- WRITTEN INSTRUCTION 1
Copy out these rows word for word, everything from the row containing "ref-zheng-1992-link[interactable]: 1992 <box>118" down to the row containing "photon-energy-symbol: hν <box>291", both included.

- QUOTED TEXT
This works well, so we instantiate this into a multigrid method to converge to a stronger answer

In [0]:
class diffe_solver_mm():
  global global_device
  '''
  The final step in more generic numerical differential equation solvers
  Purpose:  Solve a numerical differential equation.  This uses the diffe_solver to compute the individual number
    of intervals, but this one loops over multiple intervals with multiple samples.  The initial guess will
    just be random numbers for now!
  
  Inputs:
    start_x: the starting value of x
    end_x: the ending value of x
    num_start_intervals: the number of inform intervals in the interval [start_x, end_x]
    lhs_function: a function to compute the left hand side of a set of finite difference set of equations, the rhs is always assumed to be zero
    init_value:  the initial value for the Differential Equation
    epsilon:  the value that provides the ema stopping point
    device:  This is PyTorch, so we want to use the GPU whenever possible.
    
  Outputs:
    i:  the number of iterations
    y:  the approximate solution to the difference equations
  '''
  def __init__(self, start_x = 0.0, end_x = 1.0,
               num_start_intervals = 10, 
               lhs_function = None, cost_function = None, init_value = None,  
               epsilon=1e-6, num_exp_average = 50,
               show_progress=False):
    assert start_x is not None
    assert end_x is not None
    assert num_start_intervals is not None
    assert lhs_function is not None
    assert cost_function is not None
    assert init_value is not None
    assert epsilon is not None
    assert num_exp_average is not None
    
    self.num_intervals = int(num_start_intervals)
    self.N = self.num_intervals + 1
    self.start_x = np.float(start_x)
    self.end_x = np.float(end_x)
    self.lhs_function = lhs_function
    self.cost_function = cost_function
    self.init_value = np.float(init_value)
    self.epsilon = np.float(epsilon)
    self.num_exp_average = np.float(num_exp_average)
    self.device = global_device
    self.show_progress = show_progress
    
  def iteration_error(self, prev_est, cur_est):
    '''
    It is important to notice that cur_est has twice the number of points as the prev_est
    thus the computation only returns the error estimate based upon the common x values
    '''
    assert type(prev_est) is torch.Tensor
    assert type(cur_est) is torch.Tensor
    assert 2 * prev_est.shape[0] - 1 == cur_est.shape[0]
    N = cur_est.shape[0]
    c = prev_est - cur_est[0:N:2,:]
    return torch.sum(c*c)

  def init_guess_func(self, y):
    '''
    Purpose:  Once the first estimate is completed, double the number of intervals each time.
    Inputs
    y:  The current estimate(s)  since we have multiple samples

    Outputs
    y_vals is the estimate for doubling the number of intervals
    '''
    assert type(y) is torch.Tensor
    N = y.shape[0]
    NN = 2 * N - 1
    y_vals = torch.ones((NN,1), device = self.device).double()

- RECORD EXTRACTS
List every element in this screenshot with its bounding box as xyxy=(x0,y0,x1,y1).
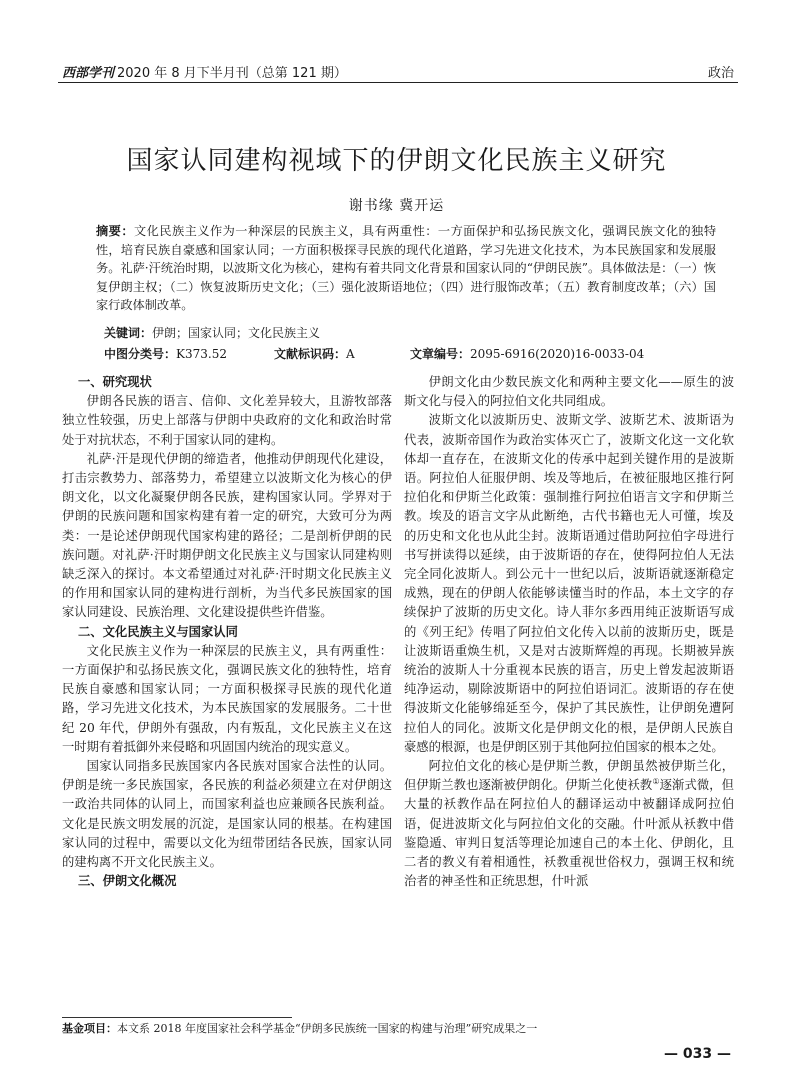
page-number: — 033 — xyxy=(664,1046,731,1062)
footnote-rule xyxy=(62,1017,292,1018)
left-column xyxy=(62,373,392,891)
journal-name: 西部学刊 xyxy=(62,66,115,81)
section-heading-1: 一、研究现状 xyxy=(78,375,152,389)
running-header xyxy=(58,58,738,80)
paragraph xyxy=(404,757,734,891)
footnote-text: 本文系 2018 年度国家社会科学基金“伊朗多民族统一国家的构建与治理”研究成果之一 xyxy=(117,1022,538,1035)
doc-code-label: 文献标识码： xyxy=(274,347,347,361)
article-number-label: 文章编号： xyxy=(410,347,471,361)
section-label: 政治 xyxy=(707,66,734,81)
right-column xyxy=(404,373,734,891)
authors: 谢书缘 冀开运 xyxy=(348,198,445,214)
journal-info xyxy=(62,62,347,81)
paragraph: 波斯文化以波斯历史、波斯文学、波斯艺术、波斯语为代表，波斯帝国作为政治实体灭亡了，波斯文化这一文化软体却一直存在，在波斯文化的传承中起到关键作用的是波斯语。阿拉伯人征服伊朗、埃及等地后，在被征服地区推行阿拉伯化和伊斯兰化政策：强制推行阿拉伯语言文字和伊斯兰教。埃及的语言文字从此断绝，古代书籍也无人可懂，埃及的历史和文化也从此尘封。波斯语通过借助阿拉伯字母进行书写拼读得以延续，由于波斯语的存在，使得阿拉伯人无法完全同化波斯人。到公元十一世纪以后，波斯语就逐渐稳定成熟，现在的伊朗人依能够读懂当时的作品，本土文字的存续保护了波斯的历史文化。诗人菲尔多西用纯正波斯语写成的《列王纪》传唱了阿拉伯文化传入以前的波斯历史，既是让波斯语重焕生机，又是对古波斯辉煌的再现。长期被异族统治的波斯人十分重视本民族的语言，历史上曾发起波斯语纯净运动，剔除波斯语中的阿拉伯语词汇。波斯语的存在使得波斯文化能够绵延至今，保护了其民族性，让伊朗免遭阿拉伯人的同化。波斯文化是伊朗文化的根，是伊朗人民族自豪感的根源，也是伊朗区别于其他阿拉伯国家的根本之处。 xyxy=(404,413,734,754)
paragraph: 国家认同指多民族国家内各民族对国家合法性的认同。伊朗是统一多民族国家，各民族的利益必须建立在对伊朗这一政治共同体的认同上，而国家利益也应兼顾各民族利益。文化是民族文明发展的沉淀，是国家认同的根基。在构建国家认同的过程中，需要以文化为纽带团结各民族，国家认同的建构离不开文化民族主义。 xyxy=(62,759,392,870)
abstract-text: 文化民族主义作为一种深层的民族主义，具有两重性：一方面保护和弘扬民族文化，强调民族文化的独特性，培育民族自豪感和国家认同；一方面积极探寻民族的现代化道路，学习先进文化技术，为本民族国家和发展服务。礼萨·汗统治时期，以波斯文化为核心，建构有着共同文化背景和国家认同的“伊朗民族”。具体做法是：（一）恢复伊朗主权；（二）恢复波斯历史文化；（三）强化波斯语地位；（四）进行服饰改革；（五）教育制度改革；（六）国家行政体制改革。 xyxy=(96,224,717,313)
article-number xyxy=(410,345,644,362)
document-code xyxy=(274,345,355,362)
article-number-value: 2095-6916(2020)16-0033-04 xyxy=(470,347,645,361)
paragraph: 伊朗各民族的语言、信仰、文化差异较大，且游牧部落独立性较强，历史上部落与伊朗中央政府的文化和政治时常处于对抗状态，不利于国家认同的建构。 xyxy=(62,394,392,447)
paragraph-text: 阿拉伯文化的核心是伊斯兰教，伊朗虽然被伊斯兰化，但伊斯兰教也逐渐被伊朗化。伊斯兰化使袄教 xyxy=(404,759,734,793)
section-heading-3: 三、伊朗文化概况 xyxy=(78,874,177,889)
keywords-label: 关键词： xyxy=(104,326,153,340)
classification-number xyxy=(104,345,227,362)
abstract xyxy=(96,222,716,315)
paragraph: 文化民族主义作为一种深层的民族主义，具有两重性：一方面保护和弘扬民族文化，强调民族文化的独特性，培育民族自豪感和国家认同；一方面积极探寻民族的现代化道路，学习先进文化技术，为本民族国家的发展服务。二十世纪 20 年代，伊朗外有强敌，内有叛乱，文化民族主义在这一时期有着抵御外来侵略和巩固国内统治的现实意义。 xyxy=(62,643,392,754)
keywords xyxy=(104,324,320,341)
doc-code-value: A xyxy=(346,347,355,361)
footnote xyxy=(62,1020,742,1036)
keywords-text: 伊朗；国家认同；文化民族主义 xyxy=(152,326,321,340)
header-rule xyxy=(58,82,738,83)
section-heading-2: 二、文化民族主义与国家认同 xyxy=(78,624,238,639)
paragraph: 伊朗文化由少数民族文化和两种主要文化——原生的波斯文化与侵入的阿拉伯文化共同组成。 xyxy=(404,375,734,409)
issue-info: 2020 年 8 月下半月刊（总第 121 期） xyxy=(117,66,347,81)
classification-label: 中图分类号： xyxy=(104,347,177,361)
footnote-marker: ① xyxy=(652,777,660,787)
abstract-label: 摘要： xyxy=(96,224,134,238)
classification-value: K373.52 xyxy=(176,347,227,361)
article-title: 国家认同建构视域下的伊朗文化民族主义研究 xyxy=(126,146,667,176)
footnote-label: 基金项目： xyxy=(62,1022,117,1035)
paragraph: 礼萨·汗是现代伊朗的缔造者，他推动伊朗现代化建设，打击宗教势力、部落势力，希望建立以波斯文化为核心的伊朗文化，以文化凝聚伊朗各民族，建构国家认同。学界对于伊朗的民族问题和国家构建有着一定的研究，大致可分为两类：一是论述伊朗现代国家构建的路径；二是剖析伊朗的民族问题。对礼萨·汗时期伊朗文化民族主义与国家认同建构则缺乏深入的探讨。本文希望通过对礼萨·汗时期文化民族主义的作用和国家认同的建构进行剖析，为当代多民族国家的国家认同建设、民族治理、文化建设提供些许借鉴。 xyxy=(62,451,392,620)
paragraph-text: 逐渐式微，但大量的袄教作品在阿拉伯人的翻译运动中被翻译成阿拉伯语，促进波斯文化与阿拉伯文化的交融。什叶派从袄教中借鉴隐遁、审判日复活等理论加速自己的本土化、伊朗化，且二者的教义有着相通性，袄教重视世俗权力，强调王权和统治者的神圣性和正统思想，什叶派 xyxy=(404,778,734,889)
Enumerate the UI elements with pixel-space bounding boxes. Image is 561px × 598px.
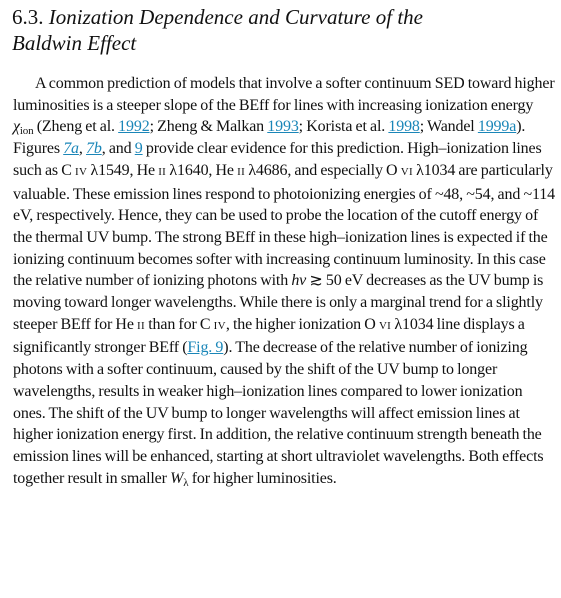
ref-zheng-1992-link[interactable]: 1992 <box>118 118 150 136</box>
text-run: provide clear evidence for this prediction. High–ionization lines such as C <box>13 140 542 179</box>
text-run: for higher luminosities. <box>188 469 337 487</box>
section-heading <box>12 4 552 56</box>
ion-label-ovi: VI <box>400 165 413 178</box>
section-number: 6.3. <box>12 5 44 29</box>
ion-label-heii: II <box>158 165 167 178</box>
text-run: λ1640, He <box>166 161 238 179</box>
text-run: λ4686, and especially O <box>245 161 401 179</box>
ref-wandel-1999a-link[interactable]: 1999a <box>477 118 517 136</box>
body-paragraph <box>13 73 556 489</box>
figure-7a-link[interactable]: 7a <box>63 140 79 158</box>
photon-energy-symbol: hν <box>291 272 307 290</box>
figure-9-link[interactable]: 9 <box>134 140 143 158</box>
ion-label-ovi: VI <box>378 319 392 332</box>
ion-label-civ: IV <box>213 319 226 332</box>
text-run: ). Figures <box>13 118 526 158</box>
lambda-subscript: λ <box>183 476 189 489</box>
text-run: ; Zheng & Malkan <box>149 118 268 136</box>
text-run: , the higher ionization O <box>225 315 379 333</box>
chi-subscript: ion <box>19 125 34 138</box>
text-run: , <box>78 140 87 158</box>
ref-korista-1998-link[interactable]: 1998 <box>388 118 420 136</box>
text-run: ≳ 50 eV decreases as the UV bump is moving toward longer wavelengths. While there is only a marginal trend for a slightly steeper BEff for He <box>13 272 544 333</box>
section-title-line1: Ionization Dependence and Curvature of the <box>48 5 423 29</box>
text-run: λ1034 line displays a significantly stronger BEff ( <box>13 315 525 357</box>
text-run: , and <box>101 140 135 158</box>
text-run: ; Korista et al. <box>298 118 389 136</box>
figure-7b-link[interactable]: 7b <box>86 140 102 158</box>
figure-9-inline-link[interactable]: Fig. 9 <box>187 339 224 357</box>
section-title-line2: Baldwin Effect <box>12 31 137 55</box>
ion-label-heii: II <box>237 165 246 178</box>
text-run: A common prediction of models that involve a softer continuum SED toward higher luminosities is a steeper slope of the BEff for lines with increasing ionization energy <box>13 75 555 114</box>
text-run: ; Wandel <box>419 118 478 136</box>
ion-label-civ: IV <box>75 165 88 178</box>
text-run: ). The decrease of the relative number of ionizing photons with a softer continuum, caused by the shift of the UV bump to longer wavelengths, results in weaker high–ionization lines compared to lower ionization ones. The shift of the UV bump to longer wavelengths will affect emission lines at higher ionization energy first. In addition, the relative continuum strength beneath the emission lines will be enhanced, starting at short ultraviolet wavelengths. Both effects together result in smaller <box>13 339 544 487</box>
text-run: (Zheng et al. <box>33 118 119 136</box>
text-run: than for C <box>144 315 214 333</box>
chi-symbol: χ <box>13 118 20 136</box>
equivalent-width-symbol: W <box>170 469 184 487</box>
ion-label-heii: II <box>137 319 145 332</box>
text-run: λ1034 are particularly valuable. These emission lines respond to photoionizing energies of ~48, ~54, and ~114 eV, respectively. Hence, they can be used to probe the location of the cutoff energy of the thermal UV bump. The strong BEff in these high–ionization lines is expected if the ionizing continuum becomes softer with increasing continuum luminosity. In this case the relative number of ionizing photons with <box>13 161 555 290</box>
text-run: λ1549, He <box>87 161 159 179</box>
ref-zheng-malkan-1993-link[interactable]: 1993 <box>267 118 299 136</box>
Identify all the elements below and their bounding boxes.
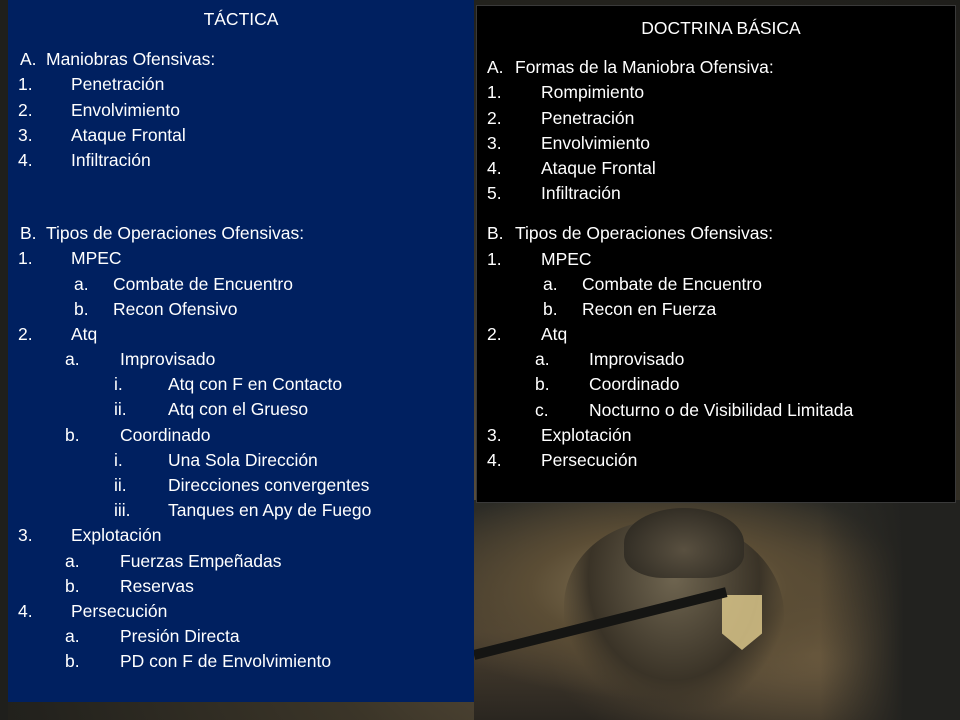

- WRITTEN INSTRUCTION 2
Can you continue the multigrid differential equation solver code from the point where it stops?

- RESULT 1
ref-zheng-1992-link[interactable]: 1992 <box>118 118 150 136</box>
text-run: provide clear evidence for this prediction. High–ionization lines such as C <box>13 140 542 179</box>
text-run: for higher luminosities. <box>188 469 337 487</box>
section-heading <box>12 4 552 56</box>
ion-label-ovi: VI <box>400 165 413 178</box>
section-number: 6.3. <box>12 5 44 29</box>
ion-label-heii: II <box>158 165 167 178</box>
text-run: λ1640, He <box>166 161 238 179</box>
text-run: λ4686, and especially O <box>245 161 401 179</box>
ref-wandel-1999a-link[interactable]: 1999a <box>477 118 517 136</box>
body-paragraph <box>13 73 556 489</box>
figure-7a-link[interactable]: 7a <box>63 140 79 158</box>
photon-energy-symbol: hν <box>291 272 307 290</box>

- RESULT 2
    y_vals[0:NN:2,0] =y[0:N,0]
    y_vals[1:NN-1:2,0] = (y_vals[0:(NN-1):2,0] + y_vals[2:NN:2,0])/2.0
    return y_vals
    
  def solve(self):
    n_int = self.num_intervals
    N = self.N
    rhs_ = self.init_value
    
    y = torch.rand((N,1), device = self.device).double()
    y.requires_grad = True
                                           
    iter_error = 1.0
    i = 0
    
    while iter_error > self.epsilon:
      y_old = y.clone().detach()
      y = self.init_guess_func(y_old)
      diff_solve = diffe_solver_bb(initial_guess = y,  
                             start_x = self.start_x, end_x = self.end_x,
                             lhs_function = self.lhs_function, cost_function = self.cost_function, init_value= rhs_, 
                             epsilon=self.epsilon,show_progress = self.show_progress)
      n_iter, y, cur_stop = diff_solve.solve()
      iter_error = self.iteration_error(y_old, y)
      print("Number of iterations {:d} Number intervals {:d}  Current approx for right end point  {:.10f} Current stop {:.10f}".format(n_iter, y.shape[0] -  1, y[-1,0], cur_stop))
      i += 1
      
    return y

Application of this to converge to an answer that is converges with epsilon between iterations.

In [0]:
diff_solve_m = diffe_solver_mm(start_x = 0.0, end_x = 1.0, num_start_intervals = 10,
                             lhs_function = compute_lhs, cost_function = loss_xy, init_value = 1.0,
                             epsilon = 1e-10, num_exp_average = 50, show_progress = True)

y = diff_solve_m.solve()
print("Target value for right end point {:.10f}".format(np.exp(1.0)))
print("Current approx for right end point  {:.10f}".format(y[-1,0]))

This appears to be both fast and accurate, so let's move to another problem.  For different problems we only need to change the compute_lhs function to match the new f(x,y)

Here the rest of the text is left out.